(Chart and figure data)
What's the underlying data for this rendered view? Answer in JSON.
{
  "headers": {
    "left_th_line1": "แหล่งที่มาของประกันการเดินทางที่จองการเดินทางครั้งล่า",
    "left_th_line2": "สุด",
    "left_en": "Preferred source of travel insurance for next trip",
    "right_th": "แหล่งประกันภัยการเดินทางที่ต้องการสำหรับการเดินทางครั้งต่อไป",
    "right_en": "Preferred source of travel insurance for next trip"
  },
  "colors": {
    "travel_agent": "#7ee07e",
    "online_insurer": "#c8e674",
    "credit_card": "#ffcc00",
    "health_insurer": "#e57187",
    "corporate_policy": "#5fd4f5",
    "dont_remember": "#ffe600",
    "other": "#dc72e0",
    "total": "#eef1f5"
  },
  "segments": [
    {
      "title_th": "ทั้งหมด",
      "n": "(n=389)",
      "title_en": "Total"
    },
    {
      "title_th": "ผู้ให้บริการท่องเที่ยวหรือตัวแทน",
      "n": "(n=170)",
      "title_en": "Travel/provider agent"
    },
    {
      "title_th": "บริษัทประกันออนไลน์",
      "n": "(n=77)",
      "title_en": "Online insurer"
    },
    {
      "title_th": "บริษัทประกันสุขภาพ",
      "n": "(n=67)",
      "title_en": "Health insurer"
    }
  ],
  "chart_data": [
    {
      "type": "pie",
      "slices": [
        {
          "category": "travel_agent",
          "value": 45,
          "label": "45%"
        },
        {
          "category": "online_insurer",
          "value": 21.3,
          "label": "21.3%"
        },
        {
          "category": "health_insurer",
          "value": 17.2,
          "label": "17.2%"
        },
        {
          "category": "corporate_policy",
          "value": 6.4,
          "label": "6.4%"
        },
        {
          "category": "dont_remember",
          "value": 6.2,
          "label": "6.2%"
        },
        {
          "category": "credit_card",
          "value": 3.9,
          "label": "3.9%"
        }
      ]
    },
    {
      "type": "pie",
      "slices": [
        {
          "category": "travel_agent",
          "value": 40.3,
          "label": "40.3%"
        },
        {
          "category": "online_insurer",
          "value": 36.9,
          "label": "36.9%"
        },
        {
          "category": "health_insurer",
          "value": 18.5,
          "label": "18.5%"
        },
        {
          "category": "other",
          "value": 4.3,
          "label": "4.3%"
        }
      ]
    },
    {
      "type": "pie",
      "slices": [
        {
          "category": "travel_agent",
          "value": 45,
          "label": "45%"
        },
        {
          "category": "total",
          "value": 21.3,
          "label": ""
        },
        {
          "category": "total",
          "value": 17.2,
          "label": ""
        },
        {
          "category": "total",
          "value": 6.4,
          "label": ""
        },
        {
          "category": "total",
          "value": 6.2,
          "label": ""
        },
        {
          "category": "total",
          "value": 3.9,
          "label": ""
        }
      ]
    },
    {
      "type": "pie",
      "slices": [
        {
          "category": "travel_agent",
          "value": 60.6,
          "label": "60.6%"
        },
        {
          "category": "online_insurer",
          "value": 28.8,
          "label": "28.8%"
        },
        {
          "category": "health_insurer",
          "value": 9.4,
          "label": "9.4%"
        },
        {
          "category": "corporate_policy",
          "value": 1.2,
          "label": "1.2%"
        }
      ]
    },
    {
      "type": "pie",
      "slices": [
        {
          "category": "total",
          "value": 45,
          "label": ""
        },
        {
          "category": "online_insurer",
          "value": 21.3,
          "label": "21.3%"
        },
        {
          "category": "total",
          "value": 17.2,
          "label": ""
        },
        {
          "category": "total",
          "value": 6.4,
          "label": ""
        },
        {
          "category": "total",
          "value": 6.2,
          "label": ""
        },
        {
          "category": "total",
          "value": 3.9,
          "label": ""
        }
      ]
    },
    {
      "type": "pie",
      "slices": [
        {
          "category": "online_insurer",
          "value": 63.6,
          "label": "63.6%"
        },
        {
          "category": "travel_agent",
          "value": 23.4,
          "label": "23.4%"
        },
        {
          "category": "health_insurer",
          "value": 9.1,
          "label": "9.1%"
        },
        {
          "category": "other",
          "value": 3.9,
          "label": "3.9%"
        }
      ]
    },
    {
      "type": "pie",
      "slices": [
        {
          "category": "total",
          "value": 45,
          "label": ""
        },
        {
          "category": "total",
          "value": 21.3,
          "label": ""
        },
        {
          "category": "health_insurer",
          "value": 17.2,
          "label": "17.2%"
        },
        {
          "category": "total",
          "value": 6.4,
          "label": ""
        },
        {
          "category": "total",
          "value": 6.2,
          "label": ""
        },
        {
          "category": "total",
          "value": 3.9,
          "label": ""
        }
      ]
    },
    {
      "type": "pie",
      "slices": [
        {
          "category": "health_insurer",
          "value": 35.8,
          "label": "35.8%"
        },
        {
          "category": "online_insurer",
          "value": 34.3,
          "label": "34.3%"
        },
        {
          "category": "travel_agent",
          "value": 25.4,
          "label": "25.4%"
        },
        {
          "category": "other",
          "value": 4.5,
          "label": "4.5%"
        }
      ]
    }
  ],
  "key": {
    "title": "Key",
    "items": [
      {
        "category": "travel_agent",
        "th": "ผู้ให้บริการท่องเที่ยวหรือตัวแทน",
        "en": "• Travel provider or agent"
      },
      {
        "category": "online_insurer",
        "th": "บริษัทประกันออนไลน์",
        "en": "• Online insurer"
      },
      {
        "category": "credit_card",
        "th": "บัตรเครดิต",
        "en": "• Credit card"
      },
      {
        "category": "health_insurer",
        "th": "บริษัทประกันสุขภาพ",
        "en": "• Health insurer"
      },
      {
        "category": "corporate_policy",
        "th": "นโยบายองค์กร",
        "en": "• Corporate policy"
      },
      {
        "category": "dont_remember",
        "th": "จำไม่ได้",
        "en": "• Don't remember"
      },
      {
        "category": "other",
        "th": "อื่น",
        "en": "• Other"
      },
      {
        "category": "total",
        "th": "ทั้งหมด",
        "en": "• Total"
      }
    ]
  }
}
==
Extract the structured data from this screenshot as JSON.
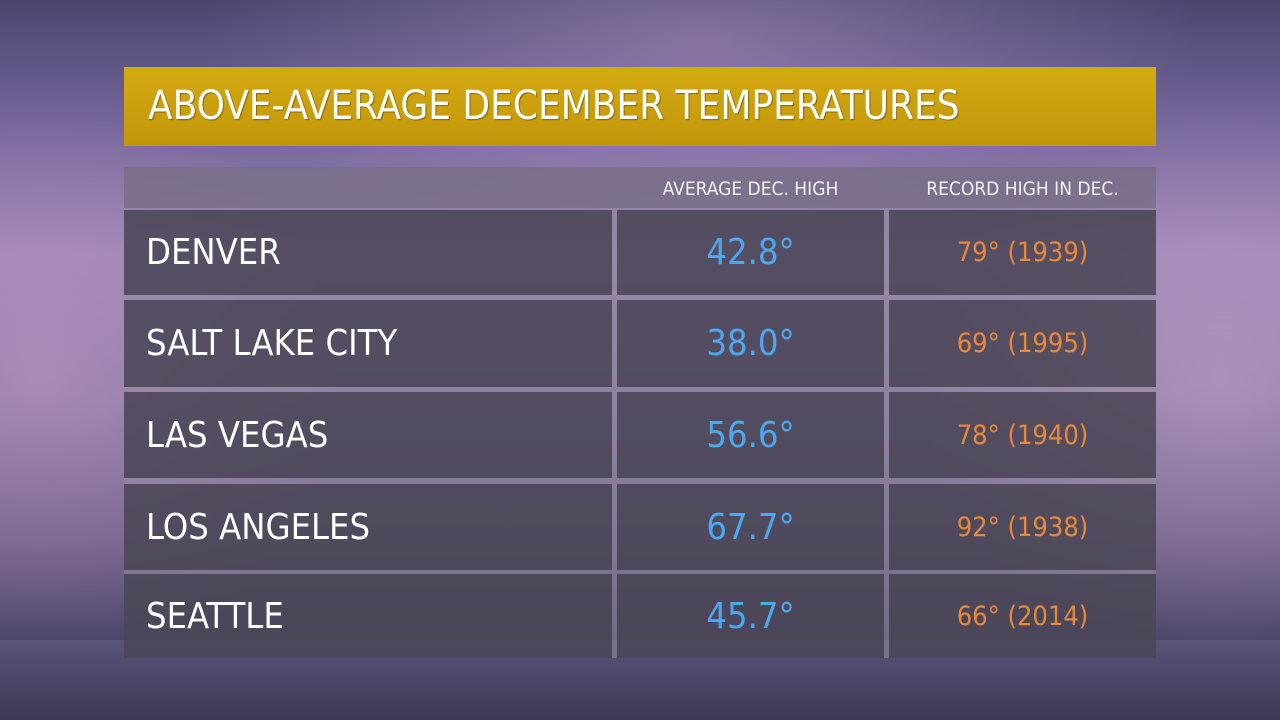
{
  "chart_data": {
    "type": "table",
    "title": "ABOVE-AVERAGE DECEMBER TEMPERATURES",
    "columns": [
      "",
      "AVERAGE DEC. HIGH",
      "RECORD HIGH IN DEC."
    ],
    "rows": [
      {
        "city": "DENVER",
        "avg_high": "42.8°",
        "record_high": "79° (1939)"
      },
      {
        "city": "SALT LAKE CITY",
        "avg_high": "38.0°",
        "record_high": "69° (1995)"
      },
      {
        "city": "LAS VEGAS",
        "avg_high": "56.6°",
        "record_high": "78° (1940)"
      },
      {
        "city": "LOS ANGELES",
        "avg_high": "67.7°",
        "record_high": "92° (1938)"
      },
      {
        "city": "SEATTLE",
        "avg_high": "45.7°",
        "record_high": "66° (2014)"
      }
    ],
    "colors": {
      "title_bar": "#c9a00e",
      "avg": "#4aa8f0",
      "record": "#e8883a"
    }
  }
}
* * *
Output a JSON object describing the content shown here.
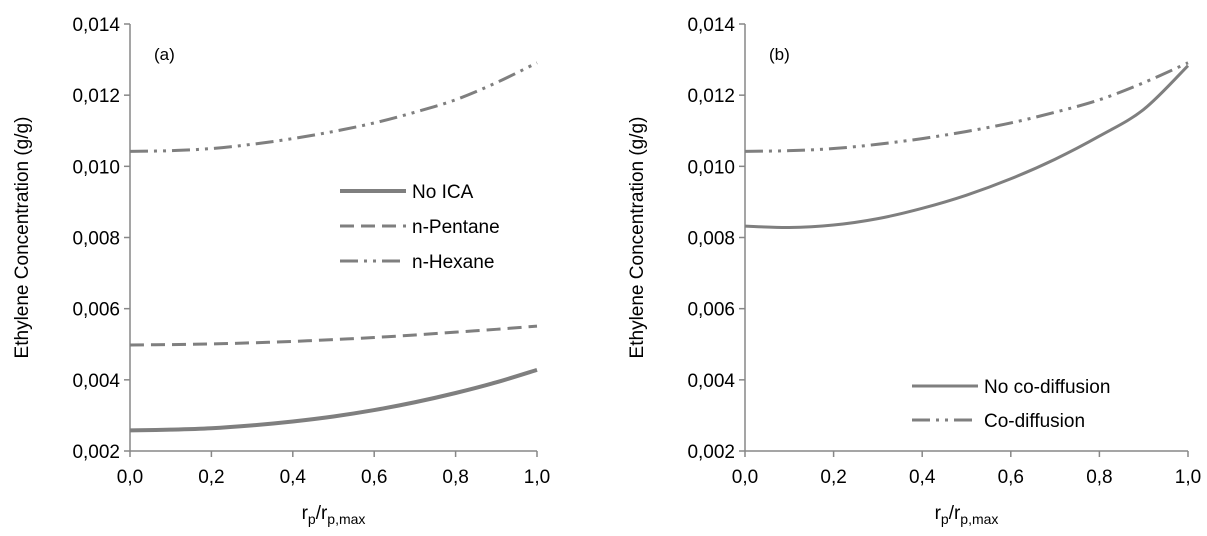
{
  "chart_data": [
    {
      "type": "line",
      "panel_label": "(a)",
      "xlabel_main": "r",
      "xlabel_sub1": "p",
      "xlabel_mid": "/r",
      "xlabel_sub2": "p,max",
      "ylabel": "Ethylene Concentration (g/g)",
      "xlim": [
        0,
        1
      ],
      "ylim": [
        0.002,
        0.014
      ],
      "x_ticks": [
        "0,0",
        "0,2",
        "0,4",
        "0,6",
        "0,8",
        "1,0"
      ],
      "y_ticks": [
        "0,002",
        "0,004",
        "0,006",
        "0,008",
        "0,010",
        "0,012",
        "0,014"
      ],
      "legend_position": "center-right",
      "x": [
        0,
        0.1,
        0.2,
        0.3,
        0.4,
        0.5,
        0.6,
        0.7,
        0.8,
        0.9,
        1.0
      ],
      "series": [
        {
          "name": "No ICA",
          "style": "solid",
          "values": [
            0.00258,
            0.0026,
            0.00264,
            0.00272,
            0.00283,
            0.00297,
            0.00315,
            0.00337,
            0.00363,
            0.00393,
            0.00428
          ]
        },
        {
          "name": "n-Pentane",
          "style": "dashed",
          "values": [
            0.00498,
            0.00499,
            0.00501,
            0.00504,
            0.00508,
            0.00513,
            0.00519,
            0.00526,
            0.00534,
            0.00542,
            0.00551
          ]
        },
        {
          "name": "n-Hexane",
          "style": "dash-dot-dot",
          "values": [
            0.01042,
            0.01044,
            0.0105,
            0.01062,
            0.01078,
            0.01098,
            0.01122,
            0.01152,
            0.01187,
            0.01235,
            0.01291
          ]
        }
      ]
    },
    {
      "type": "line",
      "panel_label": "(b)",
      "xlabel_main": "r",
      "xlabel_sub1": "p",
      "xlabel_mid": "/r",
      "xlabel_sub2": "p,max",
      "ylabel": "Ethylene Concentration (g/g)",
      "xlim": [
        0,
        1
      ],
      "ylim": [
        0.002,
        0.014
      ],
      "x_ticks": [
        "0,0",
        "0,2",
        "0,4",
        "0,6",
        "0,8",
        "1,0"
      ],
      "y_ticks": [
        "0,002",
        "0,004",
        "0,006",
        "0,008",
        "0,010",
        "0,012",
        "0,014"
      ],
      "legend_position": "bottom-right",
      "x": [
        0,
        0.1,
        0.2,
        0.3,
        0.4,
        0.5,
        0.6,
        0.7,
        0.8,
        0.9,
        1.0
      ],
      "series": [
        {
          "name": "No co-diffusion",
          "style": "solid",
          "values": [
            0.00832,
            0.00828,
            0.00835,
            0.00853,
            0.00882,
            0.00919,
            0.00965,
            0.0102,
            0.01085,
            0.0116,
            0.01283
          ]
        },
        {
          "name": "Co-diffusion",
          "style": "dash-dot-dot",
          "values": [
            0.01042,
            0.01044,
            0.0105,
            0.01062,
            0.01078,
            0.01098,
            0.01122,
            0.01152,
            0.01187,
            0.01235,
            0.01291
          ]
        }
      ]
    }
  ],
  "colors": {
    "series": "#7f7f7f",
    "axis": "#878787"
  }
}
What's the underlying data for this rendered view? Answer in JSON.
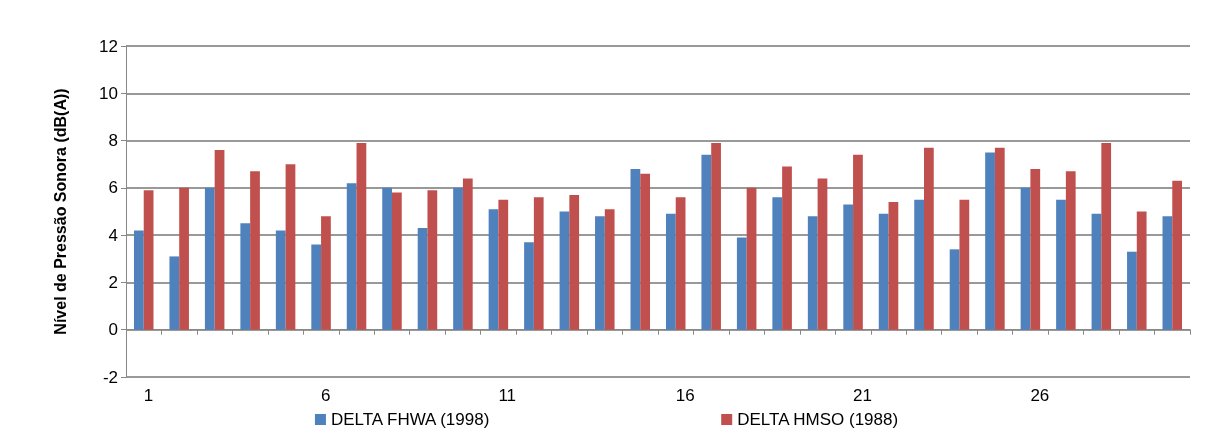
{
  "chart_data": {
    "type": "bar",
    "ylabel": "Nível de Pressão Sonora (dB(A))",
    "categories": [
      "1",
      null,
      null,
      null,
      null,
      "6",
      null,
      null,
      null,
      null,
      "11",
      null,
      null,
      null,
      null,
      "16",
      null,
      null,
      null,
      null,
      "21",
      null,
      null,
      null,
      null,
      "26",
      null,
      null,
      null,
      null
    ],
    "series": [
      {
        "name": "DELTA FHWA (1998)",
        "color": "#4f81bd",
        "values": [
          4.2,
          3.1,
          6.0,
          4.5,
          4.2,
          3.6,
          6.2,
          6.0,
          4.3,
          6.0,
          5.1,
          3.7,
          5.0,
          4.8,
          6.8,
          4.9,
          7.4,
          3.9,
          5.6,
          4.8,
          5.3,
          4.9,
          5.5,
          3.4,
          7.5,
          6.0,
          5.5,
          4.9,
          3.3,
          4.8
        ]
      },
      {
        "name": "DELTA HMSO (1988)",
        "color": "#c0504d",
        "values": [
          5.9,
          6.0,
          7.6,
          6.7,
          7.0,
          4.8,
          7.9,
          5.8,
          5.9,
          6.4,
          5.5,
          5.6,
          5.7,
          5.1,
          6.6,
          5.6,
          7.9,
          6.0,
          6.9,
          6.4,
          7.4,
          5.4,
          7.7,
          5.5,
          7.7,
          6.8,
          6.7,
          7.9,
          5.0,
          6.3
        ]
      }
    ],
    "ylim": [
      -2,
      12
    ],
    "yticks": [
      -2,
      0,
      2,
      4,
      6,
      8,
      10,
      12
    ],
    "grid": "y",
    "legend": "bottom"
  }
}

(INSTRUCTIONS FOR THE TASK): Among the lines above, determine how many hold the word "trip"; report the figure alone.

(TASK SOLUTION): 2